# Prompt 1
Which lines of the listing contain the string "symbol", with case counting? Copy each of those lines in full.

Your book says Probability is the study of uncertainty. Which is it? Statistics or Probability?
If you're proposing to study statistics without probability, then bwahaha!
The study of Data is a pretty complete answer, if you can propose a better definition, I would like to hear it.
"Statistics is considered the science of uncertainty. This arises from the ways to cope with measurement and sampling error as well as dealing with uncertanties in modelling."
en.wikipedia.org
"The study of data" is too vague, too weak. If you want to limit your understanding to merely
describing data, that's fine. But it's incomplete for the purposes of understanding what is being claimed about the shroud. We're doing inferential statistics, which are inexorably governed by probability. We've taken a number of measurements of the physical properties of the shroud, and we want to
infer from the error possibly arising from the
uncertainty of measurement whether our measurements are
probably good enough for what we are using them for. "Good enough" is not per se a statistical concept, or even a probability concept.
Because we expect measurement to be uncertain, we require probability to help us understand what to expect when we measure. We need to know whether our measurements vary in expected ways that we'll never get rid of, or in unforeseen ways that merit further investigation. We can't do that without a model to measure against, and we can't make that model without invoking probability.
You still don't give the impression you know and understand what any of the chi^2 tests or distributions are for. You understanding of statistical models means nothing in this discussion, real measurements, not modeled ones.
You give the impression you don't understand what a statistical model is in the sense I mean. It is a mathematical expression of expectation based on what we believe the uncertain elements of a process to be, arranged according to the quantitive relationships in the process. An expression of confidence in a set of measurements from the process requires determining how well it fits expectation, and we can't set expectation without a model. When we say we've come up with a statistical model for a process we're going to investigate, that doesn't mean we've
substituted a statistical model for the measurements we're going to take. It means we've come up with a mathematical expression for how we expect the system nominally to behave so that we can compare the observed error in measuring the process to what we've determined mathematically is the expected degree of uncertainty. We don't get a yes-or-no answer in the end; we get a number that tells us how close to the model our measurements got—how well expected uncertainty explains error.
The chi-squared distribution is a
probability distribution. It expresses the probability according to which the sum of the squares of a certain number independent normal variables is expected to vary. Most real measurements are expected to vary according to the normal distribution—uncertainty. It may be a wide distribution or a narrow one, but we can describe both our expectations for it and the outcome of actual measurement using the parameters of the normal distribution. Thus if we substitute "normally distributed measurement" for "independent normal random variable," we can use the chi-squared distribution as an expression of the expectation of aggregate behavior according to ordinary, probabilistic nature of uncertainty.

# The records
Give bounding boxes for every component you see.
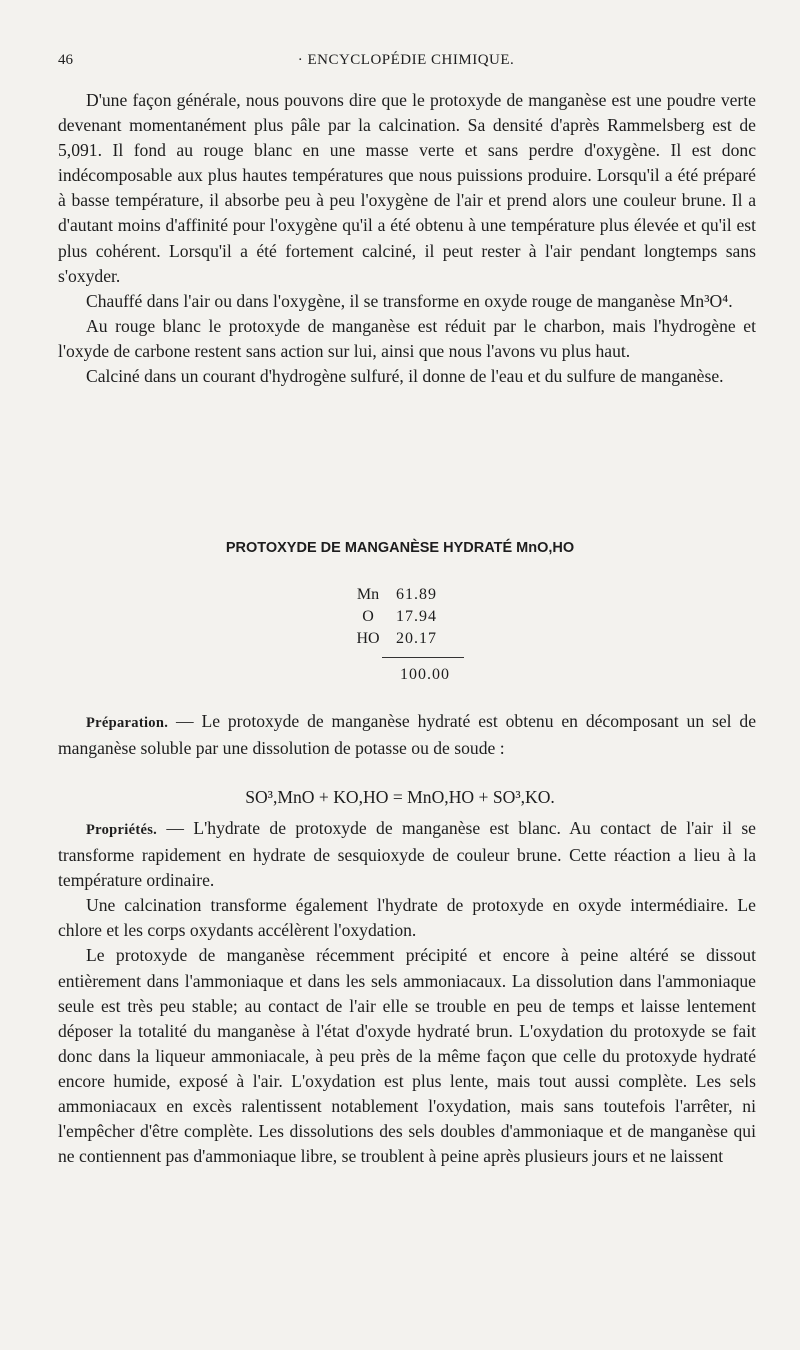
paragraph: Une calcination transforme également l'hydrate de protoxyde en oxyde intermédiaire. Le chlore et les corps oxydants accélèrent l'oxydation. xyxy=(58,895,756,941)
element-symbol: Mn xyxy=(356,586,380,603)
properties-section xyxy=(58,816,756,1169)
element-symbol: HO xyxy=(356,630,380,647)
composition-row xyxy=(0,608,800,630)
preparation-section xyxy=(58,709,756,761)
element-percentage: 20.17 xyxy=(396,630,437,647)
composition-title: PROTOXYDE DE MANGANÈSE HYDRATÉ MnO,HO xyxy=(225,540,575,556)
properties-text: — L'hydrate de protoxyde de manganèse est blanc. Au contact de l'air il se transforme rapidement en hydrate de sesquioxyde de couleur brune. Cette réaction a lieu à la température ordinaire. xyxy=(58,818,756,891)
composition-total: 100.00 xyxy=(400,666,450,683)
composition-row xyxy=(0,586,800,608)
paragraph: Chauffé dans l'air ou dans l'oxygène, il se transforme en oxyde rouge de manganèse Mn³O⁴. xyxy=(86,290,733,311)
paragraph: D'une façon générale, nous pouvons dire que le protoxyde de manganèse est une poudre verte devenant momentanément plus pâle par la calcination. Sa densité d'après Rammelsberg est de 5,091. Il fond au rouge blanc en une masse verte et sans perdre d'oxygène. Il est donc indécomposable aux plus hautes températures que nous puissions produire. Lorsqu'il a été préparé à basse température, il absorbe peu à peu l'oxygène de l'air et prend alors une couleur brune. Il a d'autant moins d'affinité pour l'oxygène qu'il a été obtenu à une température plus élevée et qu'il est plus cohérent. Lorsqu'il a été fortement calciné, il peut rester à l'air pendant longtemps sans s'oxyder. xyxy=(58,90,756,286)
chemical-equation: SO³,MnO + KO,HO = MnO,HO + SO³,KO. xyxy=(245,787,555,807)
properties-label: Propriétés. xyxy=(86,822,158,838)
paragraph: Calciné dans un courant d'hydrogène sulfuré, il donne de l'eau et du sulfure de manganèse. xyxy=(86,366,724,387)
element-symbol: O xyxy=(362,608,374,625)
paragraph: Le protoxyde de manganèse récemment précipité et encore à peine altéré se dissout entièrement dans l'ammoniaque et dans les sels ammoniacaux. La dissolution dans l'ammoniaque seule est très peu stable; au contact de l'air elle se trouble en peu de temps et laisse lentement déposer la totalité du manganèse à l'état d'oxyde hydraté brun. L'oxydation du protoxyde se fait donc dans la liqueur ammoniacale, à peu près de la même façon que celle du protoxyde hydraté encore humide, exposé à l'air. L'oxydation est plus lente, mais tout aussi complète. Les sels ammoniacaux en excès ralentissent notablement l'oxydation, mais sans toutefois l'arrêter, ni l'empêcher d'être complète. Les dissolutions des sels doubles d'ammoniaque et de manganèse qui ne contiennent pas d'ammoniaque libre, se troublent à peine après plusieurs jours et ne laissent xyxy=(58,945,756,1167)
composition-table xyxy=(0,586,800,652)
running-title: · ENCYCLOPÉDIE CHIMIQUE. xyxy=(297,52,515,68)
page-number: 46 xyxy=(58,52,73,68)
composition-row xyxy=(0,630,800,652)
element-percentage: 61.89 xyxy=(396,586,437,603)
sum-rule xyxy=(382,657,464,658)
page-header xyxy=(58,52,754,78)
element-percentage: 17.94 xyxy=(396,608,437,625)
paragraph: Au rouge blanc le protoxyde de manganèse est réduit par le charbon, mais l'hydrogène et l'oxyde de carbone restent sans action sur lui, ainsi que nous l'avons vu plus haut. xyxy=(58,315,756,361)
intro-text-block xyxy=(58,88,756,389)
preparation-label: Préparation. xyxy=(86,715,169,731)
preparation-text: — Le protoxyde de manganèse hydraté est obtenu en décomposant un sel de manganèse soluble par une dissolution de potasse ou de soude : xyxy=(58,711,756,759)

---

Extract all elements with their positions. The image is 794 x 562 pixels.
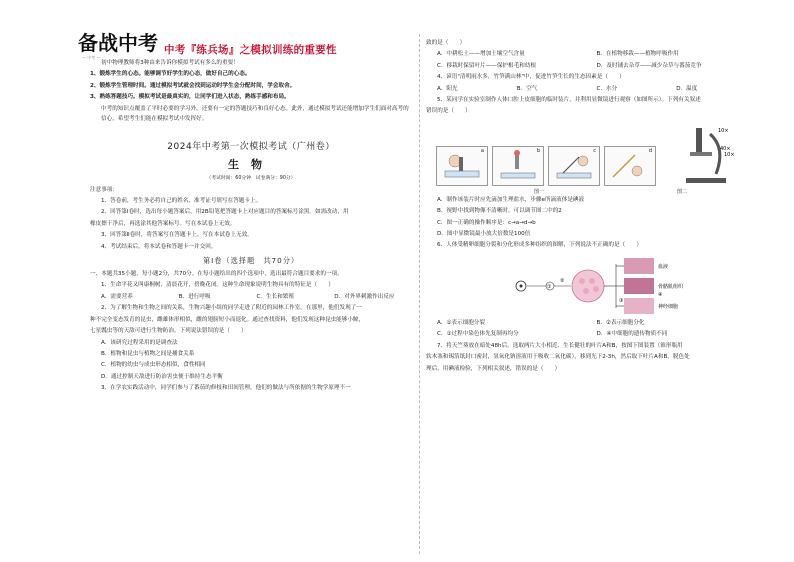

# Prompt 2
Copy the passage in the thread on statistics and probability, word for word, from "Your book says" up to and including "to hear it.".

# Complete output 1
element-symbol: Mn xyxy=(356,586,380,603)
element-symbol: HO xyxy=(356,630,380,647)
element-symbol: O xyxy=(362,608,374,625)

# Complete output 2
Your book says Probability is the study of uncertainty. Which is it? Statistics or Probability?
If you're proposing to study statistics without probability, then bwahaha!
The study of Data is a pretty complete answer, if you can propose a better definition, I would like to hear it.